• Short task: Count how many lines contain the word "heading". Please give only the number.

• Available records:
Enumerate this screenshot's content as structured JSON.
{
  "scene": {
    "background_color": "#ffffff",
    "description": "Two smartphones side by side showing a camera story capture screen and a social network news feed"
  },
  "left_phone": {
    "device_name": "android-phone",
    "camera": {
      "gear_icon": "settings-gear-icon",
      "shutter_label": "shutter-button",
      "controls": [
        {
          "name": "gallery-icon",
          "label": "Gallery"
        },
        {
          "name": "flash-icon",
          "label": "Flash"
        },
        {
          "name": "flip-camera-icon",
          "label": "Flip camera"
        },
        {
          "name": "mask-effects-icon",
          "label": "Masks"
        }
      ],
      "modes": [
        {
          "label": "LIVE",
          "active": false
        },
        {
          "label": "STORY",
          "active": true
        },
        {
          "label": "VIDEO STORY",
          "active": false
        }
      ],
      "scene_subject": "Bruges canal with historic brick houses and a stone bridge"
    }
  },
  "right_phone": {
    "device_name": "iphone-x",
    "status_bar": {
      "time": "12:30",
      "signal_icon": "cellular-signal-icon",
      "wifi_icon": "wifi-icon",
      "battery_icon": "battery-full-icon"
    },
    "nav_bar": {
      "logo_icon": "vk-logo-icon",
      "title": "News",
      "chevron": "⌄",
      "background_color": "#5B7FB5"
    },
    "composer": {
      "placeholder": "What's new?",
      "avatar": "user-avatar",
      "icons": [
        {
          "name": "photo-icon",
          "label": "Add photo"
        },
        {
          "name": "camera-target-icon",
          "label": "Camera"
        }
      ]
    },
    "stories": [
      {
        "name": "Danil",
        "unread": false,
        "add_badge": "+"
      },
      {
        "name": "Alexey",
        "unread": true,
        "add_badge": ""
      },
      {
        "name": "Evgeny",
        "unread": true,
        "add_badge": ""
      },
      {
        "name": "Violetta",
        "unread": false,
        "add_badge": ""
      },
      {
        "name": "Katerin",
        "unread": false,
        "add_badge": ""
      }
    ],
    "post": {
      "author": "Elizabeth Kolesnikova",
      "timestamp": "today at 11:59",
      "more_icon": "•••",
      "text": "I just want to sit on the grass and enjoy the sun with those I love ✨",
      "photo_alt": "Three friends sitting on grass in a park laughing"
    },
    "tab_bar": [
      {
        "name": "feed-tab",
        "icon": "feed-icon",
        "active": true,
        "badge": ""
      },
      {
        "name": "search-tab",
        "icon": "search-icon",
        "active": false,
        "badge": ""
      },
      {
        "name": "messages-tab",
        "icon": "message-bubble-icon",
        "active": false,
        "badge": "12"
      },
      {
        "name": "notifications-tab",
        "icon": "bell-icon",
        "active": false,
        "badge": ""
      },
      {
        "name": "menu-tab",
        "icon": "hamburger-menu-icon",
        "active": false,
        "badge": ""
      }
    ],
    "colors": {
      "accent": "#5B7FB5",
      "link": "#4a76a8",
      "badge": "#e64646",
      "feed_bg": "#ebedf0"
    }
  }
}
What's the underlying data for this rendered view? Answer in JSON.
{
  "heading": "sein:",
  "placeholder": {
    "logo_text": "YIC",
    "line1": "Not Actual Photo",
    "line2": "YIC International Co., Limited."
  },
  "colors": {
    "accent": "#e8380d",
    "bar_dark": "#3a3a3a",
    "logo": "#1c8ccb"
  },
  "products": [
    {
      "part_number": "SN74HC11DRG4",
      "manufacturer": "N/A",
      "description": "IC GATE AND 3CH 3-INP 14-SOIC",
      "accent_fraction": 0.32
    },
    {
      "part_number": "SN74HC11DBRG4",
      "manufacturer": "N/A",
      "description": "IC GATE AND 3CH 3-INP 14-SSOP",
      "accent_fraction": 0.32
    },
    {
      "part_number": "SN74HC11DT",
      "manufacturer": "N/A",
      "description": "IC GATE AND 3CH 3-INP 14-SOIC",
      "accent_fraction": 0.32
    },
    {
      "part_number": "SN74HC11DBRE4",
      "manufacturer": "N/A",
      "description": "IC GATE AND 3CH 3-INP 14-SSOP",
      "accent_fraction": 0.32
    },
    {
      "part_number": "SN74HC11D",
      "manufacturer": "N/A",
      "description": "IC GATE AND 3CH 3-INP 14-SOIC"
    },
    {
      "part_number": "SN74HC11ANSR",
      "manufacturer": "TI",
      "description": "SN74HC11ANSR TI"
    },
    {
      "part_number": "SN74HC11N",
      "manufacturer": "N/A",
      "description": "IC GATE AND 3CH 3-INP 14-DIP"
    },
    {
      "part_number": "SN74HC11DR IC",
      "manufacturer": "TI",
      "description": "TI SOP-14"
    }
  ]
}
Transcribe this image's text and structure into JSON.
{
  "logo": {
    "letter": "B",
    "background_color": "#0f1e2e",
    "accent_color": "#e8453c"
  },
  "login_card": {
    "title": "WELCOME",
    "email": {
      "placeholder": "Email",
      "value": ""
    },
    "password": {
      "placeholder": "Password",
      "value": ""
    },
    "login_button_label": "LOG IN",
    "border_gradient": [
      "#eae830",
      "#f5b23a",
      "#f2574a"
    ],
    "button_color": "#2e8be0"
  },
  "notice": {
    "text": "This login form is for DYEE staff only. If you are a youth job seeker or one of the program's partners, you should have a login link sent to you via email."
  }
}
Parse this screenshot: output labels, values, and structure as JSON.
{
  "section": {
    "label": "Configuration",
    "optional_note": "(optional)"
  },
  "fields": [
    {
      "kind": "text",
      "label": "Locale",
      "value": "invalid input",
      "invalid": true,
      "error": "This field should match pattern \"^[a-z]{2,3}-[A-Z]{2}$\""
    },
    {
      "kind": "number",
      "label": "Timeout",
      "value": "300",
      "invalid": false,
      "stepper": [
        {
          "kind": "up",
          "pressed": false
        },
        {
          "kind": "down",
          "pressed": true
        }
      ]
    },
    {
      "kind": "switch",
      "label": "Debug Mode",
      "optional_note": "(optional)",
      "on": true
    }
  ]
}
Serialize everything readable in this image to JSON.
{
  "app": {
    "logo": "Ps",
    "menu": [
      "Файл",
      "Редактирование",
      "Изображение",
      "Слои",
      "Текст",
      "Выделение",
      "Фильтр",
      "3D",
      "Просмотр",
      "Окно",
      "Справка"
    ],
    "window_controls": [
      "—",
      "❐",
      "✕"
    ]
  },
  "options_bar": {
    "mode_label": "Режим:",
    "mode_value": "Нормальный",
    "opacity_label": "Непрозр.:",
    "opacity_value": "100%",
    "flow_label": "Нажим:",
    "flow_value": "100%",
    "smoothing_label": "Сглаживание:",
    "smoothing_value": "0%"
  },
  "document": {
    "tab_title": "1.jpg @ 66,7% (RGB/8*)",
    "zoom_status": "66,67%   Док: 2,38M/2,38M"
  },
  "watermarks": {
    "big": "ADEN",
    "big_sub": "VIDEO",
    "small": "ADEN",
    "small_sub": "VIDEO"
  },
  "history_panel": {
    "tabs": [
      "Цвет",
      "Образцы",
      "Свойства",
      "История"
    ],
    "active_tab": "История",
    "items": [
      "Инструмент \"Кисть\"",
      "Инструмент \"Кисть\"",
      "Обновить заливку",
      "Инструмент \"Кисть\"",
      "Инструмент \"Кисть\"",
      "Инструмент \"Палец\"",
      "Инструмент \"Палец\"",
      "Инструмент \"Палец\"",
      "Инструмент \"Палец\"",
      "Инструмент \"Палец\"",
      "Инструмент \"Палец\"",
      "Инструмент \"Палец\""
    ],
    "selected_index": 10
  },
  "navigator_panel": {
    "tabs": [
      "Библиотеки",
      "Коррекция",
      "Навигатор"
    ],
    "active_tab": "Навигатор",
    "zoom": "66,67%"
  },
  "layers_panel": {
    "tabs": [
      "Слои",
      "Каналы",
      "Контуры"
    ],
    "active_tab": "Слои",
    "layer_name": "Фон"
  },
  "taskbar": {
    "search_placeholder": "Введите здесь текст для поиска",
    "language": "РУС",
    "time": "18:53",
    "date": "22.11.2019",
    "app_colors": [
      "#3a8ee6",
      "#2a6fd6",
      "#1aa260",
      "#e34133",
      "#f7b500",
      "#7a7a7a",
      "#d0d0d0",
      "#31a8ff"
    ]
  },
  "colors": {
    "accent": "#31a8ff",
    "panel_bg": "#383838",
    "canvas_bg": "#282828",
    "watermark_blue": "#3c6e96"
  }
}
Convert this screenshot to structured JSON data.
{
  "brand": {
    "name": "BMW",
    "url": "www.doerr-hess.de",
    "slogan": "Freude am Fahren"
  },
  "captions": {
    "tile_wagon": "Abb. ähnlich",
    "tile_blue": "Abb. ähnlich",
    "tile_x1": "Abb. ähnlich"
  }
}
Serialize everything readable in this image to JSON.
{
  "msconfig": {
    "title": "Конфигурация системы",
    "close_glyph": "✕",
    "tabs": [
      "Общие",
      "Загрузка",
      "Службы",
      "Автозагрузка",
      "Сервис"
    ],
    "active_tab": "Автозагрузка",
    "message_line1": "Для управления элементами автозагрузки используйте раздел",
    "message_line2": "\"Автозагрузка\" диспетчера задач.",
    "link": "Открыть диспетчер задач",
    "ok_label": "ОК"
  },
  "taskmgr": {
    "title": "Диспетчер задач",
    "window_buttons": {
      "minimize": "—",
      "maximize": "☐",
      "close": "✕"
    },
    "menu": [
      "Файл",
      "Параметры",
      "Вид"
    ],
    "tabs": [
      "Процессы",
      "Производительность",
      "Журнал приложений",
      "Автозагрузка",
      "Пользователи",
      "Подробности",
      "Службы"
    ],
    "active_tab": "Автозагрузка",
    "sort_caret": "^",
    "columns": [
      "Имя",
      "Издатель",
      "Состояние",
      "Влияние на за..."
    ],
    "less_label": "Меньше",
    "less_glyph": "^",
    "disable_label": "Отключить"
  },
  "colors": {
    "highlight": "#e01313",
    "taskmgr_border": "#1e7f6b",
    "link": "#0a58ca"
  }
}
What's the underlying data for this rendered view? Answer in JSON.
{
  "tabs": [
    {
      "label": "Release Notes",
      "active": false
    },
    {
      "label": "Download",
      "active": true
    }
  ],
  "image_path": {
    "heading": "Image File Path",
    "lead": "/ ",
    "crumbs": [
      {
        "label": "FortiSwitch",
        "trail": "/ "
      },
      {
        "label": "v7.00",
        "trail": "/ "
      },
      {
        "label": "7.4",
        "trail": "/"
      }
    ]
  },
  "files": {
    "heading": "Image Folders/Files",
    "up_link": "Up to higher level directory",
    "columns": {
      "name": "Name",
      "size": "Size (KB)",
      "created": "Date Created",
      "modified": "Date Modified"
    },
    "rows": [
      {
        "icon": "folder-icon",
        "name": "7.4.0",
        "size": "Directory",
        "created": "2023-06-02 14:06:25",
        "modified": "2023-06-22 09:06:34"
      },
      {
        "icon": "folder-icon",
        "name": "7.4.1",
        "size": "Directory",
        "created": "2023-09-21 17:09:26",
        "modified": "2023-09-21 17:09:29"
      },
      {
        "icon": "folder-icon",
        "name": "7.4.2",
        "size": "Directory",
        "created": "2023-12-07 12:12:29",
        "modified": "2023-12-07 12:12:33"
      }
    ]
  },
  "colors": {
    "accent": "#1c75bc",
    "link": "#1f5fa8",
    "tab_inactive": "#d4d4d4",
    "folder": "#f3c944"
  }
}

• Response to the exercise: 3